◆ **To do**
Print the listing as it stands, omitting all images.

◆ **Data supplied**
++++++++

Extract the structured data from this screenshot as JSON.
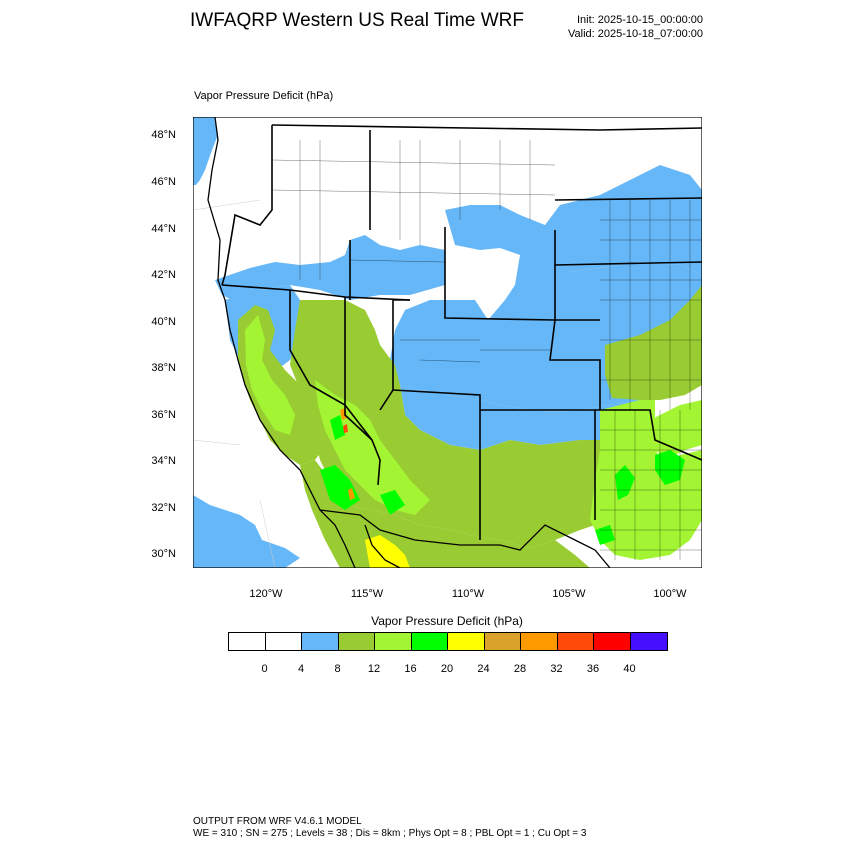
{
  "header": {
    "title": "IWFAQRP Western US Real Time WRF",
    "init": "Init: 2025-10-15_00:00:00",
    "valid": "Valid: 2025-10-18_07:00:00"
  },
  "map": {
    "subtitle": "Vapor Pressure Deficit   (hPa)",
    "lat_labels": [
      "48°N",
      "46°N",
      "44°N",
      "42°N",
      "40°N",
      "38°N",
      "36°N",
      "34°N",
      "32°N",
      "30°N"
    ],
    "lon_labels": [
      "120°W",
      "115°W",
      "110°W",
      "105°W",
      "100°W"
    ],
    "colors": {
      "none": "#ffffff",
      "low": "#66b7f7",
      "mid1": "#99cc33",
      "mid2": "#a3f534",
      "high": "#00ff00",
      "yellow": "#ffff00",
      "orange": "#ff9900",
      "red": "#ff3300"
    }
  },
  "legend": {
    "title": "Vapor Pressure Deficit  (hPa)",
    "colors": [
      "#ffffff",
      "#ffffff",
      "#66b7f7",
      "#99cc33",
      "#a3f534",
      "#00ff00",
      "#ffff00",
      "#d9a32b",
      "#ff9900",
      "#ff4a0a",
      "#ff0000",
      "#4410ff"
    ],
    "labels": [
      "0",
      "4",
      "8",
      "12",
      "16",
      "20",
      "24",
      "28",
      "32",
      "36",
      "40"
    ]
  },
  "footer": {
    "line1": "OUTPUT FROM WRF V4.6.1 MODEL",
    "line2": "WE = 310 ; SN = 275 ; Levels = 38 ; Dis = 8km ; Phys Opt = 8 ; PBL Opt = 1 ; Cu Opt = 3"
  }
}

++++++++

◆ **Solution to this task**
Extract the structured data from this screenshot as JSON.
{
  "header": {
    "title": "IWFAQRP Western US Real Time WRF",
    "init": "Init: 2025-10-15_00:00:00",
    "valid": "Valid: 2025-10-18_07:00:00"
  },
  "map": {
    "subtitle": "Vapor Pressure Deficit   (hPa)",
    "lat_labels": [
      "48°N",
      "46°N",
      "44°N",
      "42°N",
      "40°N",
      "38°N",
      "36°N",
      "34°N",
      "32°N",
      "30°N"
    ],
    "lon_labels": [
      "120°W",
      "115°W",
      "110°W",
      "105°W",
      "100°W"
    ],
    "colors": {
      "none": "#ffffff",
      "low": "#66b7f7",
      "mid1": "#99cc33",
      "mid2": "#a3f534",
      "high": "#00ff00",
      "yellow": "#ffff00",
      "orange": "#ff9900",
      "red": "#ff3300"
    }
  },
  "legend": {
    "title": "Vapor Pressure Deficit  (hPa)",
    "colors": [
      "#ffffff",
      "#ffffff",
      "#66b7f7",
      "#99cc33",
      "#a3f534",
      "#00ff00",
      "#ffff00",
      "#d9a32b",
      "#ff9900",
      "#ff4a0a",
      "#ff0000",
      "#4410ff"
    ],
    "labels": [
      "0",
      "4",
      "8",
      "12",
      "16",
      "20",
      "24",
      "28",
      "32",
      "36",
      "40"
    ]
  },
  "footer": {
    "line1": "OUTPUT FROM WRF V4.6.1 MODEL",
    "line2": "WE = 310 ; SN = 275 ; Levels = 38 ; Dis = 8km ; Phys Opt = 8 ; PBL Opt = 1 ; Cu Opt = 3"
  }
}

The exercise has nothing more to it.